Source records:
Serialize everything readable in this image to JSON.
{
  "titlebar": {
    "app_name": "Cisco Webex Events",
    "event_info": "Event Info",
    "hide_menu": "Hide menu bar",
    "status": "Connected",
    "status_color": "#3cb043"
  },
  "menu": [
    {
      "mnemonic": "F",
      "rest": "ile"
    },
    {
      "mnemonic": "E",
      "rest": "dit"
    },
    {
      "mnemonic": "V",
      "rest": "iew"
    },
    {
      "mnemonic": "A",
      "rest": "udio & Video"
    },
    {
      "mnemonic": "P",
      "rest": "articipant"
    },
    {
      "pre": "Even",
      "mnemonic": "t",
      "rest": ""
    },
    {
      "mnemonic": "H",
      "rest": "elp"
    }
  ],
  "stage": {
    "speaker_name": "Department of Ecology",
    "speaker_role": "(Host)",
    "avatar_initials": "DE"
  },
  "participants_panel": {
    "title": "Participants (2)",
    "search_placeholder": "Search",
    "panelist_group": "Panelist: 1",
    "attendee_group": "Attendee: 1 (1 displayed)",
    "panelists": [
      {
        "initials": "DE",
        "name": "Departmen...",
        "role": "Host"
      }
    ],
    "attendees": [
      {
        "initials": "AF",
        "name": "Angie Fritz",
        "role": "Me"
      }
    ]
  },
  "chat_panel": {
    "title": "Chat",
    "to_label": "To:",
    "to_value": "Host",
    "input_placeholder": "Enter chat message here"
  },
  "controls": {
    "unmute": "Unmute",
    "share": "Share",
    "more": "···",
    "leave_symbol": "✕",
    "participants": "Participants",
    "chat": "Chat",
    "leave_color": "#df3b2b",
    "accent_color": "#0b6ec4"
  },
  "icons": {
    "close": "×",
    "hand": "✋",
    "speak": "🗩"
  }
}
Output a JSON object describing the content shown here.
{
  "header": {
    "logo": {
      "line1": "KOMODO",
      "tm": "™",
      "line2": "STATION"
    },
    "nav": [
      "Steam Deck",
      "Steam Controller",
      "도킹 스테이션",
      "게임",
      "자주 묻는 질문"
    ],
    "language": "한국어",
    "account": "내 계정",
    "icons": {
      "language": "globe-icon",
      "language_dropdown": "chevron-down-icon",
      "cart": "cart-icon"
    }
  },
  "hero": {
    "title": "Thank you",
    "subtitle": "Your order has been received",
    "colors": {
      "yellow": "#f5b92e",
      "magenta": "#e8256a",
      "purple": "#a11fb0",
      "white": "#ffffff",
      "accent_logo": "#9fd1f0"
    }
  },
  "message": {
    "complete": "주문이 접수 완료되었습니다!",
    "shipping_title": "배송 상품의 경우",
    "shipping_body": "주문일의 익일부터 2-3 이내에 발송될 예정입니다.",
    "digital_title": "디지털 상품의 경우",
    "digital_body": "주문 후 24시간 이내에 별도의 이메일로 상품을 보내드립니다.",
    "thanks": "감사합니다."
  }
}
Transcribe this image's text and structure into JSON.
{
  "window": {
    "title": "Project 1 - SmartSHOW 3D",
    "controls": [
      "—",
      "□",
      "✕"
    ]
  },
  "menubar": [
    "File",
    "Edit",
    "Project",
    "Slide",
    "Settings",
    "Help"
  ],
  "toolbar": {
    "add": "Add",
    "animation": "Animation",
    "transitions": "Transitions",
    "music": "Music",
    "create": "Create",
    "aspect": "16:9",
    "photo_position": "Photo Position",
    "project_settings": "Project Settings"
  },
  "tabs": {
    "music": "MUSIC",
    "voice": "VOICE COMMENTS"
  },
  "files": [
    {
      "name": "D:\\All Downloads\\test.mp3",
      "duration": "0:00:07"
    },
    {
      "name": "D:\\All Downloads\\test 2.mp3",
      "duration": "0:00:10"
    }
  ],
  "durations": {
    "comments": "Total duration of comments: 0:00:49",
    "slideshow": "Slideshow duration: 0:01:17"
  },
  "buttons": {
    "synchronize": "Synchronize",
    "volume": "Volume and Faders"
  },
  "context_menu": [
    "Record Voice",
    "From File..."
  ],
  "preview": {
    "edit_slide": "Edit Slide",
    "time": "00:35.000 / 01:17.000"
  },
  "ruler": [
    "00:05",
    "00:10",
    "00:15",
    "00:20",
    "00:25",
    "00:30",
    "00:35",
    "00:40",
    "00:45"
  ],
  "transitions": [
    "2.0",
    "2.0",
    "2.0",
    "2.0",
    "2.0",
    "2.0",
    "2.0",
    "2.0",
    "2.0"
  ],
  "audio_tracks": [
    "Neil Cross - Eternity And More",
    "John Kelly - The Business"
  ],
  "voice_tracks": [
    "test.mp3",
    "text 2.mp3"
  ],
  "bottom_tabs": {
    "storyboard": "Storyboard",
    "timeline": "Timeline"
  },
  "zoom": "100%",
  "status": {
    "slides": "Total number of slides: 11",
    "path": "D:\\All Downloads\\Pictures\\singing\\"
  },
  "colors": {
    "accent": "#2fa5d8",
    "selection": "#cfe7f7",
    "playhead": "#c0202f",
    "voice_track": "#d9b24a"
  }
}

Aim:
Pick out, from the lines above, every one that contains the string "JSON".

Output of the task:
Serialize everything readable in this image to JSON.
Output a JSON object describing the content shown here.
Transcribe this image's text and structure into JSON.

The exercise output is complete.